Start of SUPPLIED MATERIAL

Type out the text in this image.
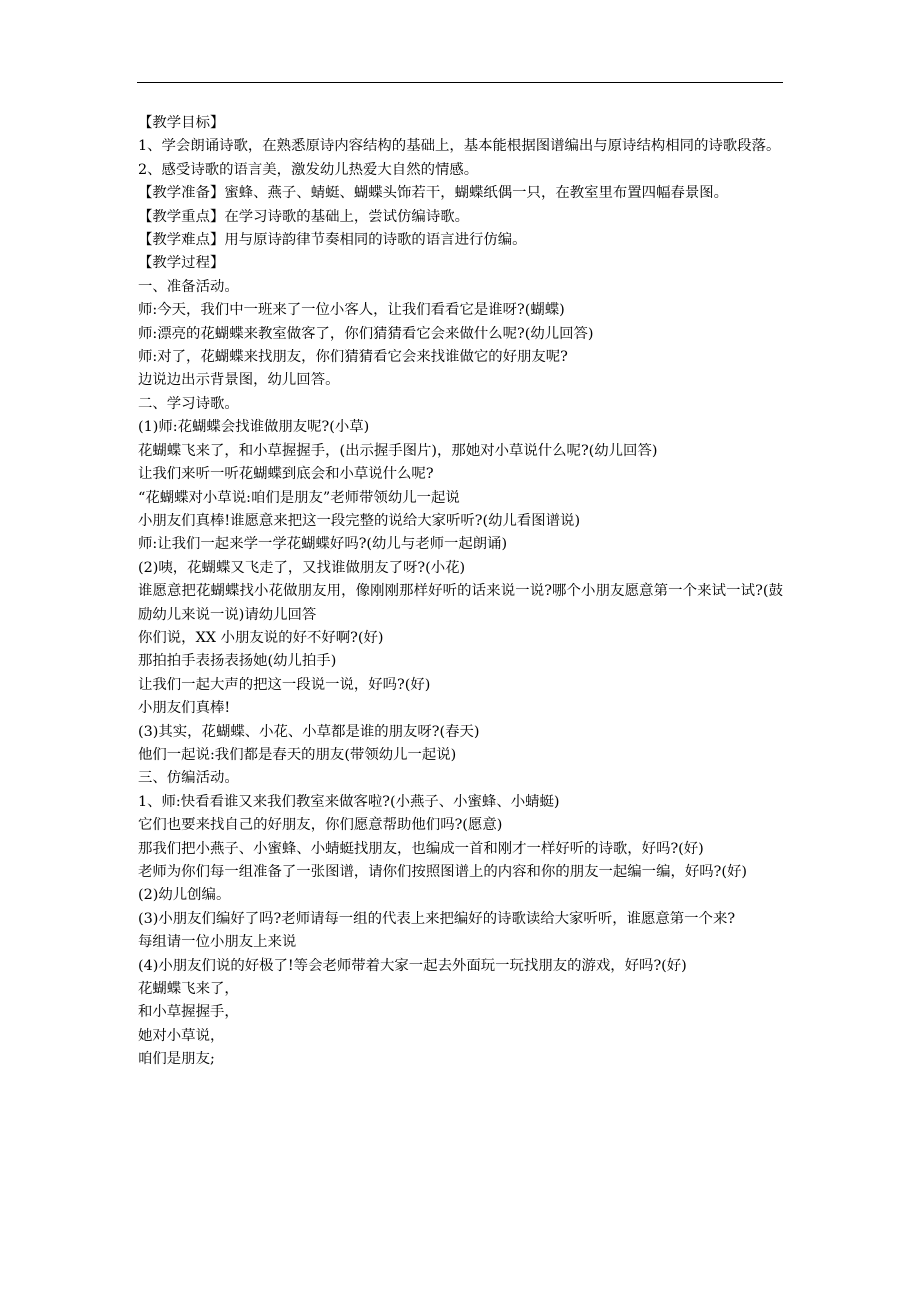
【教学目标】
1、学会朗诵诗歌，在熟悉原诗内容结构的基础上，基本能根据图谱编出与原诗结构相同的诗歌段落。
2、感受诗歌的语言美，激发幼儿热爱大自然的情感。
【教学准备】蜜蜂、燕子、蜻蜓、蝴蝶头饰若干，蝴蝶纸偶一只，在教室里布置四幅春景图。
【教学重点】在学习诗歌的基础上，尝试仿编诗歌。
【教学难点】用与原诗韵律节奏相同的诗歌的语言进行仿编。
【教学过程】
一、准备活动。
师:今天，我们中一班来了一位小客人，让我们看看它是谁呀?(蝴蝶)
师:漂亮的花蝴蝶来教室做客了，你们猜猜看它会来做什么呢?(幼儿回答)
师:对了，花蝴蝶来找朋友，你们猜猜看它会来找谁做它的好朋友呢?
边说边出示背景图，幼儿回答。
二、学习诗歌。
(1)师:花蝴蝶会找谁做朋友呢?(小草)
花蝴蝶飞来了，和小草握握手，(出示握手图片)，那她对小草说什么呢?(幼儿回答)
让我们来听一听花蝴蝶到底会和小草说什么呢?
“花蝴蝶对小草说:咱们是朋友”老师带领幼儿一起说
小朋友们真棒!谁愿意来把这一段完整的说给大家听听?(幼儿看图谱说)
师:让我们一起来学一学花蝴蝶好吗?(幼儿与老师一起朗诵)
(2)咦，花蝴蝶又飞走了，又找谁做朋友了呀?(小花)
谁愿意把花蝴蝶找小花做朋友用，像刚刚那样好听的话来说一说?哪个小朋友愿意第一个来试一试?(鼓励幼儿来说一说)请幼儿回答
你们说，XX 小朋友说的好不好啊?(好)
那拍拍手表扬表扬她(幼儿拍手)
让我们一起大声的把这一段说一说，好吗?(好)
小朋友们真棒!
(3)其实，花蝴蝶、小花、小草都是谁的朋友呀?(春天)
他们一起说:我们都是春天的朋友(带领幼儿一起说)
三、仿编活动。
1、师:快看看谁又来我们教室来做客啦?(小燕子、小蜜蜂、小蜻蜓)
它们也要来找自己的好朋友，你们愿意帮助他们吗?(愿意)
那我们把小燕子、小蜜蜂、小蜻蜓找朋友，也编成一首和刚才一样好听的诗歌，好吗?(好)
老师为你们每一组准备了一张图谱，请你们按照图谱上的内容和你的朋友一起编一编，好吗?(好)
(2)幼儿创编。
(3)小朋友们编好了吗?老师请每一组的代表上来把编好的诗歌读给大家听听，谁愿意第一个来?
每组请一位小朋友上来说
(4)小朋友们说的好极了!等会老师带着大家一起去外面玩一玩找朋友的游戏，好吗?(好)
花蝴蝶飞来了，
和小草握握手，
她对小草说，
咱们是朋友;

End of SUPPLIED MATERIAL

Copy every line of the entries above in which "花蝴蝶飞来了" occurs.

花蝴蝶飞来了，和小草握握手，(出示握手图片)，那她对小草说什么呢?(幼儿回答)
花蝴蝶飞来了，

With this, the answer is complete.